> Stored data:
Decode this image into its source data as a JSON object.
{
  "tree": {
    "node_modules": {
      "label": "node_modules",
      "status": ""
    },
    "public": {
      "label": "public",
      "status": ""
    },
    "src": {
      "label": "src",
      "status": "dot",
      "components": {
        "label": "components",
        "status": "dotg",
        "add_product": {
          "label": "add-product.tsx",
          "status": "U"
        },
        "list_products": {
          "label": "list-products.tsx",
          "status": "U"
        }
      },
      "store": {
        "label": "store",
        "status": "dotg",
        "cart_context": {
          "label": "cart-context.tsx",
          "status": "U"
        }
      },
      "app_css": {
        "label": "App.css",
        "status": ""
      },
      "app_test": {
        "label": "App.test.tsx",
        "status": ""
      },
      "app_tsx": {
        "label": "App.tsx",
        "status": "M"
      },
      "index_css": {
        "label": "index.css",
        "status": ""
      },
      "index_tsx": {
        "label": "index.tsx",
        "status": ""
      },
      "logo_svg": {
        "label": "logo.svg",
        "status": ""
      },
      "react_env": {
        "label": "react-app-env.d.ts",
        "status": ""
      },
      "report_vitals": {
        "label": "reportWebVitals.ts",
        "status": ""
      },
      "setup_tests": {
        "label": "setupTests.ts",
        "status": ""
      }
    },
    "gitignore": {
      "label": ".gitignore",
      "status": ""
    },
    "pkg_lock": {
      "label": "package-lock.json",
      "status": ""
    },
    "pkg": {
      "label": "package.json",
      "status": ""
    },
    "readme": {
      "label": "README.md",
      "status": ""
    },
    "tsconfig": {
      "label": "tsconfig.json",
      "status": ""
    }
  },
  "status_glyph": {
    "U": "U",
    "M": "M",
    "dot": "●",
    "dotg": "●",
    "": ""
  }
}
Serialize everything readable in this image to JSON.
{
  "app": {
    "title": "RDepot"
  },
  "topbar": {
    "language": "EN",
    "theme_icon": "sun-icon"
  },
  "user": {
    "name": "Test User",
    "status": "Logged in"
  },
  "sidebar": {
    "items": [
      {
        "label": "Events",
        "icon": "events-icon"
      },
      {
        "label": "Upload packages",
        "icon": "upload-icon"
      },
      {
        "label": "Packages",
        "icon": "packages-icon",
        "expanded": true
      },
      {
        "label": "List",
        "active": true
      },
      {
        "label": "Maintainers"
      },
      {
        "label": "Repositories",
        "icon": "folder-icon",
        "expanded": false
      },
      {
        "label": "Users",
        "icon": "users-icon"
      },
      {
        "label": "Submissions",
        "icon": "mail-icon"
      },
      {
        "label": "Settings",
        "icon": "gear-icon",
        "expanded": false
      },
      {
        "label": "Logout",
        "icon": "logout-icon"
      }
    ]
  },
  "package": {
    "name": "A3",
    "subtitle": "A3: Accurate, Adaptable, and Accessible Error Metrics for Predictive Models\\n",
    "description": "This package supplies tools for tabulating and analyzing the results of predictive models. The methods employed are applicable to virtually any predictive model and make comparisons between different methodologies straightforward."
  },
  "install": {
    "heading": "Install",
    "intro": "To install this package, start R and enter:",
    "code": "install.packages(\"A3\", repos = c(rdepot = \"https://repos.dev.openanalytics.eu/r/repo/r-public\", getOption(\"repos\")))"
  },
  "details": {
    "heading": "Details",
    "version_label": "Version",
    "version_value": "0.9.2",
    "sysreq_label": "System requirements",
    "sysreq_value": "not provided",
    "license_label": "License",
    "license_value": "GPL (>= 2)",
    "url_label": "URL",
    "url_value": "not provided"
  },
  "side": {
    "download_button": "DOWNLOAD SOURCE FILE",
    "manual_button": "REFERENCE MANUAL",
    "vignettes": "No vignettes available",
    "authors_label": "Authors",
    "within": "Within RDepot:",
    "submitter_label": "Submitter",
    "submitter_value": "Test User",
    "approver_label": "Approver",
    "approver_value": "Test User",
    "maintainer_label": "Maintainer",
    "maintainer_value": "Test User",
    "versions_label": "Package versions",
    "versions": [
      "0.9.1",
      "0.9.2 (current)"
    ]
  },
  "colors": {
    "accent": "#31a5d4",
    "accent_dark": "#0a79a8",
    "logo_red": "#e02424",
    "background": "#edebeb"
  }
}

> Exercise goal: Search the entries for the string "image" and collect each line that has it.

> Result:
Decode this image into its source data as a JSON object.
Serialize everything readable in this image to JSON.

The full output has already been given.